> [YOUR OBJECTIVE]: Show every line in the entries below where the word "text" appears.

***** DATASET EXCERPTS *****

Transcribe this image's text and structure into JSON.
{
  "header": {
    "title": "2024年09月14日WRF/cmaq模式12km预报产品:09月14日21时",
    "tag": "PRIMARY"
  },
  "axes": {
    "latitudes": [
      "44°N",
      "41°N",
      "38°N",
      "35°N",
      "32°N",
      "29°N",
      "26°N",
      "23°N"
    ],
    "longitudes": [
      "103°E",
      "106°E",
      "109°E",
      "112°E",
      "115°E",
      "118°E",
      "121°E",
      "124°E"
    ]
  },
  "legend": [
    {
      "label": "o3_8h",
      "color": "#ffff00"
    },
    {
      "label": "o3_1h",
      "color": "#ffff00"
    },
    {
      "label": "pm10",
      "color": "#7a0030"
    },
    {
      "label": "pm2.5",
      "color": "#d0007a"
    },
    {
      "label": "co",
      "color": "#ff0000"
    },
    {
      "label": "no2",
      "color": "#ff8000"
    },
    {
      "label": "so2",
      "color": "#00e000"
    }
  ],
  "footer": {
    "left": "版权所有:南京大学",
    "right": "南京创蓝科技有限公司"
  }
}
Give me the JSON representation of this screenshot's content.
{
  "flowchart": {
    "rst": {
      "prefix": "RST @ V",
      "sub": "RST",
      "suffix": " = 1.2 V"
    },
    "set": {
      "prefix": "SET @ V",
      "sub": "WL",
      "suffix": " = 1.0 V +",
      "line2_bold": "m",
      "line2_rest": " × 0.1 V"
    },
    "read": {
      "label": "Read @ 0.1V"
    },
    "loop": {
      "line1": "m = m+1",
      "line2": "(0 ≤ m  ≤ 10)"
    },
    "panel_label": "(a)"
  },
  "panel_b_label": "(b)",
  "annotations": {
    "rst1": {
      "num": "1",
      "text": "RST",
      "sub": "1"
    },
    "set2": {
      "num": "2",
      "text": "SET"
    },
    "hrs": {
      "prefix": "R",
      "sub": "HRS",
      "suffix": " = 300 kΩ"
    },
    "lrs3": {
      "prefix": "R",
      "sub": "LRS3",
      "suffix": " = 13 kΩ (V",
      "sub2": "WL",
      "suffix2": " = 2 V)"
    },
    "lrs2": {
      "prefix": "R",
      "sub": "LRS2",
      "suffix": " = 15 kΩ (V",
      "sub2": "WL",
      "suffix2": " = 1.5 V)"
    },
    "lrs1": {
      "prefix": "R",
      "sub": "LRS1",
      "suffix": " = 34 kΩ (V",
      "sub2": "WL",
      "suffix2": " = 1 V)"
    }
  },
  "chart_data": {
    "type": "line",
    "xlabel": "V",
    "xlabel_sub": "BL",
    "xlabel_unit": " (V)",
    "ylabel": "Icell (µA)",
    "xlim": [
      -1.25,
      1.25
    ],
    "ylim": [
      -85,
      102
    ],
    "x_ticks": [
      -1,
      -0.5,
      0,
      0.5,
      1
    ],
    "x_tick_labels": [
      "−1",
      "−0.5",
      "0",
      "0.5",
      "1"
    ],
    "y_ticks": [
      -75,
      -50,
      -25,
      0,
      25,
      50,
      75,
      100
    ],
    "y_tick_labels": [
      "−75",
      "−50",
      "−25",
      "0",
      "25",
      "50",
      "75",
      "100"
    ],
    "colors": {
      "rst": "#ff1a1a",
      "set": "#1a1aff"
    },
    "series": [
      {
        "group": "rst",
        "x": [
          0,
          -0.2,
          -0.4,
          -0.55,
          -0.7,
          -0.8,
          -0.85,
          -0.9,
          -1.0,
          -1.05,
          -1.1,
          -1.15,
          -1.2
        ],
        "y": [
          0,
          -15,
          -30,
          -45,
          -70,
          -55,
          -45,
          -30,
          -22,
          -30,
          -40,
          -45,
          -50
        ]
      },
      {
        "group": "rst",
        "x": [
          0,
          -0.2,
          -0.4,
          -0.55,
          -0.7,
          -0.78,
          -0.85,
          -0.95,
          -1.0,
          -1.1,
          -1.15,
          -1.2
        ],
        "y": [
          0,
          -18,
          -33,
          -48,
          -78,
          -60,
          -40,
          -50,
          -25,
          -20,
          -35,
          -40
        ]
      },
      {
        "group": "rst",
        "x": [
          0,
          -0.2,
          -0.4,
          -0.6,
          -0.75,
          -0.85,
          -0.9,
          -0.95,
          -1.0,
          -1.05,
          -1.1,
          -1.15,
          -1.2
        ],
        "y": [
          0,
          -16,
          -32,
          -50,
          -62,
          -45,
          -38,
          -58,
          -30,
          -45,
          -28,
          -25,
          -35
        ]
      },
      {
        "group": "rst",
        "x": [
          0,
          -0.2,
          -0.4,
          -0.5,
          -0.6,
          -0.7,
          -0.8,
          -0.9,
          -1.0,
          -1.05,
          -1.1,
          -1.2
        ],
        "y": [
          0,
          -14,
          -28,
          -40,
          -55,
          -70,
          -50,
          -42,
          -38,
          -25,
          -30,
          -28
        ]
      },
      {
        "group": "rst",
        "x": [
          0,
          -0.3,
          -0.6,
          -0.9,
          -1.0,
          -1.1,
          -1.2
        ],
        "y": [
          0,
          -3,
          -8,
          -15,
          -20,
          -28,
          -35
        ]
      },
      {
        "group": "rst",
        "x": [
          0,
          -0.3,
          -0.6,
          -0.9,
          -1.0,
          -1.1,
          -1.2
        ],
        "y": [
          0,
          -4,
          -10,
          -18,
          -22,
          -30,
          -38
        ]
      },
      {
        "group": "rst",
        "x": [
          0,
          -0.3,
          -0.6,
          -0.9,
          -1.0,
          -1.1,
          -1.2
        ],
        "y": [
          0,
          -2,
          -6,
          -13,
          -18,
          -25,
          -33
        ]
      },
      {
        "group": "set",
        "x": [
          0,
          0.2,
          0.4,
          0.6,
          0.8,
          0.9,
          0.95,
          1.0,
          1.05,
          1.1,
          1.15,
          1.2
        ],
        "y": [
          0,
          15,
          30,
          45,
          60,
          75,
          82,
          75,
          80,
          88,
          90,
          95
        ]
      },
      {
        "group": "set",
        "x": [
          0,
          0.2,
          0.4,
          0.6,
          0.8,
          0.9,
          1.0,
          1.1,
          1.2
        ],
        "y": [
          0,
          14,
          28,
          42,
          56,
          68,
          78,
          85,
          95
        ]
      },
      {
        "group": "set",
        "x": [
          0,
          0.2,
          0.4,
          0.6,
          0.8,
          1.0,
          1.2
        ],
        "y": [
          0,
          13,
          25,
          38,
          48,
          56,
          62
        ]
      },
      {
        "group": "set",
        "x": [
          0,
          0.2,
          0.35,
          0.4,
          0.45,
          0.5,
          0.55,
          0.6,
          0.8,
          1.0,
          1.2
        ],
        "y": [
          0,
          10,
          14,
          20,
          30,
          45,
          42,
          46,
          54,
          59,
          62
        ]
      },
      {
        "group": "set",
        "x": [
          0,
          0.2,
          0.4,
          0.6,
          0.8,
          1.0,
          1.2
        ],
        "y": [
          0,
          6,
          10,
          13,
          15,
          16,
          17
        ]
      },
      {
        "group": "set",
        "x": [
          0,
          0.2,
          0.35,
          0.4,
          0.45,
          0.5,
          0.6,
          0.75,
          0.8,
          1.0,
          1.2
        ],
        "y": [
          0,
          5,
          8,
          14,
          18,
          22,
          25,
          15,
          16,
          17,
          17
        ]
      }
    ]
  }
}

*****

> [THE RESULT]:
Transcribe this image's text and structure into JSON.
      "text": "RST",
      "text": "SET"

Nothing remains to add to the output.